**SET PROBLEM**
Go through the records and copy each line where the word "ylabel" occurs.

####

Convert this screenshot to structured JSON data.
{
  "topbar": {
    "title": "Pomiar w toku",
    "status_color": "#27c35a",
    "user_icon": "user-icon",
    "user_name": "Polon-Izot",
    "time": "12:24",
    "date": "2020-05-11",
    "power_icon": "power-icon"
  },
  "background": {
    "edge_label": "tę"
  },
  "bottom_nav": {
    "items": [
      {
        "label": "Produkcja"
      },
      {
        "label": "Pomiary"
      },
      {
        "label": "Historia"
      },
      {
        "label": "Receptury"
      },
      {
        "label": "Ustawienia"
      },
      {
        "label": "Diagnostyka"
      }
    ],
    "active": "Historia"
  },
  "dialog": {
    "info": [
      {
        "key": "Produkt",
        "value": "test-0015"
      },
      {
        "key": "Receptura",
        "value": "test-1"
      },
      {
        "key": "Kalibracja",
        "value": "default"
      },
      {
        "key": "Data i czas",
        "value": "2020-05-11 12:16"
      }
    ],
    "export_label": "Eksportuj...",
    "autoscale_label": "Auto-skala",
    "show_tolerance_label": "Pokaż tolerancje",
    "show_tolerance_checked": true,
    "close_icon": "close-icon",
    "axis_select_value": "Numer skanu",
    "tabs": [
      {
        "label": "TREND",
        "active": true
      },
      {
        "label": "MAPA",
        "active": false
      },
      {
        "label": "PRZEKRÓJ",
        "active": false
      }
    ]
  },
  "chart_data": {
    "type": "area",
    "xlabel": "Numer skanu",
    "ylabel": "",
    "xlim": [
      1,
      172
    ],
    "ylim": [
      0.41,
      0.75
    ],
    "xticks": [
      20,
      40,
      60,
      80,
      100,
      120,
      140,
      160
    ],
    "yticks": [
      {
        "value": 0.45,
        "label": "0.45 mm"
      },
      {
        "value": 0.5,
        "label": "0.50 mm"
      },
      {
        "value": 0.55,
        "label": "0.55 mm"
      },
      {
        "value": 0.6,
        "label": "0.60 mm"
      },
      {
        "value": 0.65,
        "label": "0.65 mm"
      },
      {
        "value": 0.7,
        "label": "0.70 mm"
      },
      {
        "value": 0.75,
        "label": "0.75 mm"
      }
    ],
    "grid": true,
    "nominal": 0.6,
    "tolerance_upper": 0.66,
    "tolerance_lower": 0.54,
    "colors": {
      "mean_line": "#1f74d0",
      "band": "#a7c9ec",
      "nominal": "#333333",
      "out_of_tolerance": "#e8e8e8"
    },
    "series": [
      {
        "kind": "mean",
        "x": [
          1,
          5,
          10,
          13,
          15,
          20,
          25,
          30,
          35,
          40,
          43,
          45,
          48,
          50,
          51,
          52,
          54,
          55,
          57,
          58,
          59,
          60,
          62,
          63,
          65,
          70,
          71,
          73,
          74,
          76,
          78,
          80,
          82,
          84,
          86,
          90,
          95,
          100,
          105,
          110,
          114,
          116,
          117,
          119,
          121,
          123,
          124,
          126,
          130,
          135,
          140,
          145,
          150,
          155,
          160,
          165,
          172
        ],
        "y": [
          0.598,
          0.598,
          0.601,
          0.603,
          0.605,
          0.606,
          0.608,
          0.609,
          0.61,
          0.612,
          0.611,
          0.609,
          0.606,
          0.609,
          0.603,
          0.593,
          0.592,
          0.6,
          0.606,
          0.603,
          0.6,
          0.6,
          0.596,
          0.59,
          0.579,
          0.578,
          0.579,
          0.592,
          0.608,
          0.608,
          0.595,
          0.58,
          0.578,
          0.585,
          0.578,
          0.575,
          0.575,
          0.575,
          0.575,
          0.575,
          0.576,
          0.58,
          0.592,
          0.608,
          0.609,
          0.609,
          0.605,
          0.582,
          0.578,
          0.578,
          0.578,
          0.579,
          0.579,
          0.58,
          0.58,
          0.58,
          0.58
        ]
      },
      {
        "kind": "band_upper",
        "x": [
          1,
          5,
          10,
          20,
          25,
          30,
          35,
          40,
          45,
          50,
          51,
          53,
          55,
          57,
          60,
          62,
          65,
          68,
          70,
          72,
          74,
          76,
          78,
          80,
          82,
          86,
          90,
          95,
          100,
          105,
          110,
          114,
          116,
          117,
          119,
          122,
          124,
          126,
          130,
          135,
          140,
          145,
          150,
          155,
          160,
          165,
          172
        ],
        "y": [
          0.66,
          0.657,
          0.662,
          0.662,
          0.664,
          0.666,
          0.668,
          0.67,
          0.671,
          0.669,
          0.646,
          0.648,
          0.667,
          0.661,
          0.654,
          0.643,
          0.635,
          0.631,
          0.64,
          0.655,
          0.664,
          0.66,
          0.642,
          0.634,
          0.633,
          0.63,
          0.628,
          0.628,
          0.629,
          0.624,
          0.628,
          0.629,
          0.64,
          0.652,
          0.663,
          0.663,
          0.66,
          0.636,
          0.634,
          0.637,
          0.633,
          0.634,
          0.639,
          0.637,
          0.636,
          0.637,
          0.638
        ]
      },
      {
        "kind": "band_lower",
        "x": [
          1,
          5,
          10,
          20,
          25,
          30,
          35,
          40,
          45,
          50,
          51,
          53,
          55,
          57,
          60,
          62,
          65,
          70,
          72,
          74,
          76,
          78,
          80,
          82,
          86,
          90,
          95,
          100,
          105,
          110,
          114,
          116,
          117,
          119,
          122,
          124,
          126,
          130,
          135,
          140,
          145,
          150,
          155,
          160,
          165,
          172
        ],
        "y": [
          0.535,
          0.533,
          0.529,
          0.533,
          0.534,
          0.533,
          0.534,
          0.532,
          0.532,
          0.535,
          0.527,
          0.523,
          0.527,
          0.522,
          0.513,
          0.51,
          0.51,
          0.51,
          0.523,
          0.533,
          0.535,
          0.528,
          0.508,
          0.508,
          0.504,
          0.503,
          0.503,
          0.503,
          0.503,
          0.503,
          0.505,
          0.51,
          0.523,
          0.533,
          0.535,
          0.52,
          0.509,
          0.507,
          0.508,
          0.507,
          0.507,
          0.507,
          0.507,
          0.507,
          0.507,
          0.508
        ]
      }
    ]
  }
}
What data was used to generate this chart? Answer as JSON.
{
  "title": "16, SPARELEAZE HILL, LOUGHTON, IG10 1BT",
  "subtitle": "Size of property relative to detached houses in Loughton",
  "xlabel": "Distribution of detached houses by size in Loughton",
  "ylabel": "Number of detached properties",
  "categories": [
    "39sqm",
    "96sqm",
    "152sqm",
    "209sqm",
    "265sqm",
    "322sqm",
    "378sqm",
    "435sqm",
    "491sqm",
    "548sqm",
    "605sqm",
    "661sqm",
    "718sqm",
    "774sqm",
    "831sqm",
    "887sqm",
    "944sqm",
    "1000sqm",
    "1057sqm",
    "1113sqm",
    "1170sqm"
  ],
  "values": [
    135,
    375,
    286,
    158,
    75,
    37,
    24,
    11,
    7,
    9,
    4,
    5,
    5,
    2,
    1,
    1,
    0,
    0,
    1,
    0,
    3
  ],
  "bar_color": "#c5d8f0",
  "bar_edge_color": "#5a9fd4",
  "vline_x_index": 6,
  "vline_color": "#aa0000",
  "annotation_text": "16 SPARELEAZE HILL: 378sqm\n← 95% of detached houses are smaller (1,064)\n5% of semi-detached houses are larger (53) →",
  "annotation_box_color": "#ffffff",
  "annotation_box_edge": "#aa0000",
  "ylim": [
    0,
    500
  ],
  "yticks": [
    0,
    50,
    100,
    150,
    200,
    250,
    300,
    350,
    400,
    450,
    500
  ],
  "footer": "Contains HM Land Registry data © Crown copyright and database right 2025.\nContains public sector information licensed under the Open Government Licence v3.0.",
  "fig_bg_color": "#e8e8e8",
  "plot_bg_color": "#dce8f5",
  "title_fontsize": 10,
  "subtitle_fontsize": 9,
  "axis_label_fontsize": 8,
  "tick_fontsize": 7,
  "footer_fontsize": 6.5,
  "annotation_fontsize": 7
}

####

**SOLUTION**
    "ylabel": "",
  "ylabel": "Number of detached properties",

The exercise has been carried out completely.